**Written request**. List the lines of this listing that hold the word "delle".

--

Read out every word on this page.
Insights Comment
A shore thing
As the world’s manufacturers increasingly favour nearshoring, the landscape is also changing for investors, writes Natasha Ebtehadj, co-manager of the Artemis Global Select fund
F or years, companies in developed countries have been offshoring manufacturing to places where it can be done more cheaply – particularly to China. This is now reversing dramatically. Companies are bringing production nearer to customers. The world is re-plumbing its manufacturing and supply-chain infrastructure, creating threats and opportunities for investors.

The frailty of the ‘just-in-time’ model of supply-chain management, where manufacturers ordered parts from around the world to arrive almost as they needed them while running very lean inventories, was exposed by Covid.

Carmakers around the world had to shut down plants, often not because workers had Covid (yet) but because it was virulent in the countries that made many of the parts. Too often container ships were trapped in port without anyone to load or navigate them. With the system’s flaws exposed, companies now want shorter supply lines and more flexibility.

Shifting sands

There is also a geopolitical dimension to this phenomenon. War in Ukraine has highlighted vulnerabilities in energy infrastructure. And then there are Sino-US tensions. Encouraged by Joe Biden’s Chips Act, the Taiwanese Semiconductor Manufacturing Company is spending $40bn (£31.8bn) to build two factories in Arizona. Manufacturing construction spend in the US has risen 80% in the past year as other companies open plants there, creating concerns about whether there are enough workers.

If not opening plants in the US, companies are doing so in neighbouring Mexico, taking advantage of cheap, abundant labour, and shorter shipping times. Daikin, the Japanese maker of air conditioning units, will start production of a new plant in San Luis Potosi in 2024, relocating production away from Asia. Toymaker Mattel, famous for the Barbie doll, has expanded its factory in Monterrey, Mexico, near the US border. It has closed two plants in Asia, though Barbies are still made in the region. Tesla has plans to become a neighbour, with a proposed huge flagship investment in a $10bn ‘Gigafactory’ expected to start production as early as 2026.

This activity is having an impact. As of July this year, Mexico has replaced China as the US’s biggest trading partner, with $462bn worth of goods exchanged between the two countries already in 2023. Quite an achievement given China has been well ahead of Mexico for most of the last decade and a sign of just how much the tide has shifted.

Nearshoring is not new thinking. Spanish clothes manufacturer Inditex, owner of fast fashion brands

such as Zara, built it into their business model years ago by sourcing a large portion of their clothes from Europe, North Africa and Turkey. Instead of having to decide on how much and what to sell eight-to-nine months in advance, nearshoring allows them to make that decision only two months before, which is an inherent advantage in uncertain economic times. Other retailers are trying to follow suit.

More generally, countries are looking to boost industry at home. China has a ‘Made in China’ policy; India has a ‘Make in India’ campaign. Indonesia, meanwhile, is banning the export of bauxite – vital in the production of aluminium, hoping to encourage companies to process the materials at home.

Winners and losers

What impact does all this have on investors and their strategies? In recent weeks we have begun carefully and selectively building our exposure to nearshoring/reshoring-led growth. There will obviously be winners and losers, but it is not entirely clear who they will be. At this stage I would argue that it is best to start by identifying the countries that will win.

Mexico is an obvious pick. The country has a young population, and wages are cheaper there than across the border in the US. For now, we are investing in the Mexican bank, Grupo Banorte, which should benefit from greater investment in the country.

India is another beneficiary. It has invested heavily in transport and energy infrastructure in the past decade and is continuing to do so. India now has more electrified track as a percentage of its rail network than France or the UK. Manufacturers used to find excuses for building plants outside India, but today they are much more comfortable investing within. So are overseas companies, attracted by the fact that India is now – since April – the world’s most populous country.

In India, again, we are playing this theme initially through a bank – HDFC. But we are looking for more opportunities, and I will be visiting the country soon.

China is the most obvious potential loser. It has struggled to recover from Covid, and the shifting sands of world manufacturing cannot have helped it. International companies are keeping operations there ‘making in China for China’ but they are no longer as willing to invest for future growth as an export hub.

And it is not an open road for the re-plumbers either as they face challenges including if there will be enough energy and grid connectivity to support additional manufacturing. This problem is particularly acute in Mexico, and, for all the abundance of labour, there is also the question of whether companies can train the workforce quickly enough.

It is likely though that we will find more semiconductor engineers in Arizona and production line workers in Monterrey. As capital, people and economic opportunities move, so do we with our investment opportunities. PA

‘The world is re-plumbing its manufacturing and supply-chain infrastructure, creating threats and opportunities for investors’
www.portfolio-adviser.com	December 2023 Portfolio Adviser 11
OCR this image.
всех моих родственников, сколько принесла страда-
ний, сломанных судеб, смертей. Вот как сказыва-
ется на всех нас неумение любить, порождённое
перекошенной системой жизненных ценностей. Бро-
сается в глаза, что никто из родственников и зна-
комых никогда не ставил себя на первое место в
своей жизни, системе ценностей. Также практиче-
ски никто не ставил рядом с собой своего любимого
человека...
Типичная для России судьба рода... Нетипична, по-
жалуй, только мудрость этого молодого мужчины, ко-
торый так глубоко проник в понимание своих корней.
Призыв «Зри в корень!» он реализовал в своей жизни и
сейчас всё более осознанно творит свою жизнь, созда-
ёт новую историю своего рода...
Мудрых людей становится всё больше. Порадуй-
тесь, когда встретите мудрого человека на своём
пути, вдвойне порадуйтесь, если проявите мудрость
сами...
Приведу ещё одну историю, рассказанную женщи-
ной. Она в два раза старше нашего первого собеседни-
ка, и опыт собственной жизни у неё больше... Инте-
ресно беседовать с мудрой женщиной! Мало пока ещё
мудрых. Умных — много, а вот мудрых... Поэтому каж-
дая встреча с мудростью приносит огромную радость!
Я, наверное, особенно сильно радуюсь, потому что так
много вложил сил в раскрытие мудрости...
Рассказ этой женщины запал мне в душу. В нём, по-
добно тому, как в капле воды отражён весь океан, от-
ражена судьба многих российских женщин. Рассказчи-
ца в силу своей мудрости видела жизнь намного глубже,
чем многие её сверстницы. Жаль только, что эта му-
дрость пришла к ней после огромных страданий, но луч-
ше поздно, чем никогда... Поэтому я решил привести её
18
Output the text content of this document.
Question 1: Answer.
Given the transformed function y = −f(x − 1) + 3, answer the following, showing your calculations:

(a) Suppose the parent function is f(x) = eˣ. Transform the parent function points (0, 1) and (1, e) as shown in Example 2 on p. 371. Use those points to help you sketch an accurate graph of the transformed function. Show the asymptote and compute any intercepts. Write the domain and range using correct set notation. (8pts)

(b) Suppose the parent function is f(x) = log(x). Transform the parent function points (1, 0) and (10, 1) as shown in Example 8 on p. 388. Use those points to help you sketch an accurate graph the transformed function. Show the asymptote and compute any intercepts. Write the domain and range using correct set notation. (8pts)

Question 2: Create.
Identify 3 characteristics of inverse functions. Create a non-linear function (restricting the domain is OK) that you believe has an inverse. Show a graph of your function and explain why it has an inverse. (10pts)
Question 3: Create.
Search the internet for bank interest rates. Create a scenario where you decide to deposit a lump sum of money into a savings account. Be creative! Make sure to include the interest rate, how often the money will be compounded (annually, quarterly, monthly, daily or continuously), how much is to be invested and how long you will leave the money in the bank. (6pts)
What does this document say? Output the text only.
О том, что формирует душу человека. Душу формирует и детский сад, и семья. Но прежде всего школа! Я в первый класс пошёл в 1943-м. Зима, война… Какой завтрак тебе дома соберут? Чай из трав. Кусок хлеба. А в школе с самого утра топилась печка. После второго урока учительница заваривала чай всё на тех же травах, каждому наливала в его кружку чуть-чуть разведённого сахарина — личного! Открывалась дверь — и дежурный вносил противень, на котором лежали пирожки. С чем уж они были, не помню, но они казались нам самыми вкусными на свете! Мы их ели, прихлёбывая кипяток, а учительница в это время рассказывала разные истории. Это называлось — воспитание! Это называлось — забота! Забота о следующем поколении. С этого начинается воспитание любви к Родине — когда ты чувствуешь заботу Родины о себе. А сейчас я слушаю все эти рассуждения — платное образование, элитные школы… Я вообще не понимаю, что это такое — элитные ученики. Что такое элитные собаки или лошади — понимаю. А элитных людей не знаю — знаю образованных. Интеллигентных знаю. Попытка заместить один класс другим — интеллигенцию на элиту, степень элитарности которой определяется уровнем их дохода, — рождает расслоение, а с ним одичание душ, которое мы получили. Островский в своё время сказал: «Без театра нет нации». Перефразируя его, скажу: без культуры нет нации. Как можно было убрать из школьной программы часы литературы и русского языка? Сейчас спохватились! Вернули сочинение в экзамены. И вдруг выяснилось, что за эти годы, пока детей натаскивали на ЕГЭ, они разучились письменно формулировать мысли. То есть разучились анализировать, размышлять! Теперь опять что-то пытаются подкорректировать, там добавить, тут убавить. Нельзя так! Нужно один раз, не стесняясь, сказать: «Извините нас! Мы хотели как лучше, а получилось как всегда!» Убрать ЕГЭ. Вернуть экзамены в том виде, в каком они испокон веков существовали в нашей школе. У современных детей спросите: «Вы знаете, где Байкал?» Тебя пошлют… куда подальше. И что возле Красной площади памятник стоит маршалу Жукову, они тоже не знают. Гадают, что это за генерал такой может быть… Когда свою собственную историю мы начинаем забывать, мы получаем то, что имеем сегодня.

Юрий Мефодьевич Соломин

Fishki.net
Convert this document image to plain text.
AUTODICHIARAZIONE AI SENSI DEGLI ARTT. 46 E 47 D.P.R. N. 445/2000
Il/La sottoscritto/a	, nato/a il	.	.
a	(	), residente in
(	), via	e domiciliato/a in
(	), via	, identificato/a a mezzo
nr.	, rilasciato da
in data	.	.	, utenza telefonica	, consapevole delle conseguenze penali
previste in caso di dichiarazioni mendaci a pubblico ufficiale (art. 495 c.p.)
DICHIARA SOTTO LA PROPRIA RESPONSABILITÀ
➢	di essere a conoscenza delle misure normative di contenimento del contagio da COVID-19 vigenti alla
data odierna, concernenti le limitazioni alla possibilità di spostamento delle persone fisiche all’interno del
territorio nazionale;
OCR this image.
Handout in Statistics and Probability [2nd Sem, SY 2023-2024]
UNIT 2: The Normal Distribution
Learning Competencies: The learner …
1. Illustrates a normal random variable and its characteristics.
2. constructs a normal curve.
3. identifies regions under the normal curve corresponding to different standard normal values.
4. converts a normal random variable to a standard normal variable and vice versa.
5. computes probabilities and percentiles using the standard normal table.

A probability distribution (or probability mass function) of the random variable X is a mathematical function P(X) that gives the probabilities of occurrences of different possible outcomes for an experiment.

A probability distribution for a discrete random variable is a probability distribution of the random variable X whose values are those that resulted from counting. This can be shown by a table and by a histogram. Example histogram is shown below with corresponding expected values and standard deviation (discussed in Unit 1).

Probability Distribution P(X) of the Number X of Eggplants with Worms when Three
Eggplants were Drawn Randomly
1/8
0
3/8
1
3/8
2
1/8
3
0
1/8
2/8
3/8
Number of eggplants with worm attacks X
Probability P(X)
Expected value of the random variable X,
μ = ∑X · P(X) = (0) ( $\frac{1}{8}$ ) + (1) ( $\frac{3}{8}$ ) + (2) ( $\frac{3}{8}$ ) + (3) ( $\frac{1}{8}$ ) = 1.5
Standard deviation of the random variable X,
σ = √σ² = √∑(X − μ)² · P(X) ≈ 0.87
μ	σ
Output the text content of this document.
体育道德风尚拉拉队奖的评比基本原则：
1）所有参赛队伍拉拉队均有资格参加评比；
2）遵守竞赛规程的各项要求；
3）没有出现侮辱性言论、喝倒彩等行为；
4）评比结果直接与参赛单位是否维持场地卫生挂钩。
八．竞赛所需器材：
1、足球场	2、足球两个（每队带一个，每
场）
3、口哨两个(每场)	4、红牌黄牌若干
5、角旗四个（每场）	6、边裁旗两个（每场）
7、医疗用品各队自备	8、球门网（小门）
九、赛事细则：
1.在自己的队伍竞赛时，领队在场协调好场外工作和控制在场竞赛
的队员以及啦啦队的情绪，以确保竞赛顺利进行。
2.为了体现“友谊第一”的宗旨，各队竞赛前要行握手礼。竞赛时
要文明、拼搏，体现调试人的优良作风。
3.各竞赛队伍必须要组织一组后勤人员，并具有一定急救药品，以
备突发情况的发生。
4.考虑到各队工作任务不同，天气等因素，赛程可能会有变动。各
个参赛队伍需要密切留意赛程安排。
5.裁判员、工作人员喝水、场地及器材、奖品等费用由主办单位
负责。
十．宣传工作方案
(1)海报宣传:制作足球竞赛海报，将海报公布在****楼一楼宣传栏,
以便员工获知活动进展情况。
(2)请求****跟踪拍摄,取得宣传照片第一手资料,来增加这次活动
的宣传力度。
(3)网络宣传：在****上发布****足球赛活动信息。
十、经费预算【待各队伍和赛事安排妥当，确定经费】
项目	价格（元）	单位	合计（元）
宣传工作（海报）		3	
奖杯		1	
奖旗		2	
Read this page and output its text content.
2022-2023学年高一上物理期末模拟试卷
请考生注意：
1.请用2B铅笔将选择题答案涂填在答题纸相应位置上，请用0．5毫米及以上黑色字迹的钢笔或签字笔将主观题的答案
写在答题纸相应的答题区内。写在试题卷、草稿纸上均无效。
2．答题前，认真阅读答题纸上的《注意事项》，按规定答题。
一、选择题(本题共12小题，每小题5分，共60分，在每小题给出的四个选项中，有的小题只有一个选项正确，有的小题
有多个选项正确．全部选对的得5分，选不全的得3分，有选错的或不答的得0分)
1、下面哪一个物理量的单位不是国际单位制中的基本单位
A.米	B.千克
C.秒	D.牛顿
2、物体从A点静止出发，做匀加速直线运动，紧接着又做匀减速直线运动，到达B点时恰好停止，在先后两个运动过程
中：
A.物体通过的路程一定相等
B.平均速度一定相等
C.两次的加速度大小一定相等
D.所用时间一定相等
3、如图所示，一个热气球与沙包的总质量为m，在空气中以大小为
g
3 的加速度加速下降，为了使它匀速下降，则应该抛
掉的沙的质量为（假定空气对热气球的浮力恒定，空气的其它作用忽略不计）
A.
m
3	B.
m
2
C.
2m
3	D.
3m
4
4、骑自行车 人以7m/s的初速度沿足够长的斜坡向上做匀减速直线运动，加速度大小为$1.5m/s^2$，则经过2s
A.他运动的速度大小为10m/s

--

**Solution for this exercise**.
in data	.	.	, utenza telefonica	, consapevole delle conseguenze penali
➢	di essere a conoscenza delle misure normative di contenimento del contagio da COVID-19 vigenti alla
data odierna, concernenti le limitazioni alla possibilità di spostamento delle persone fisiche all’interno del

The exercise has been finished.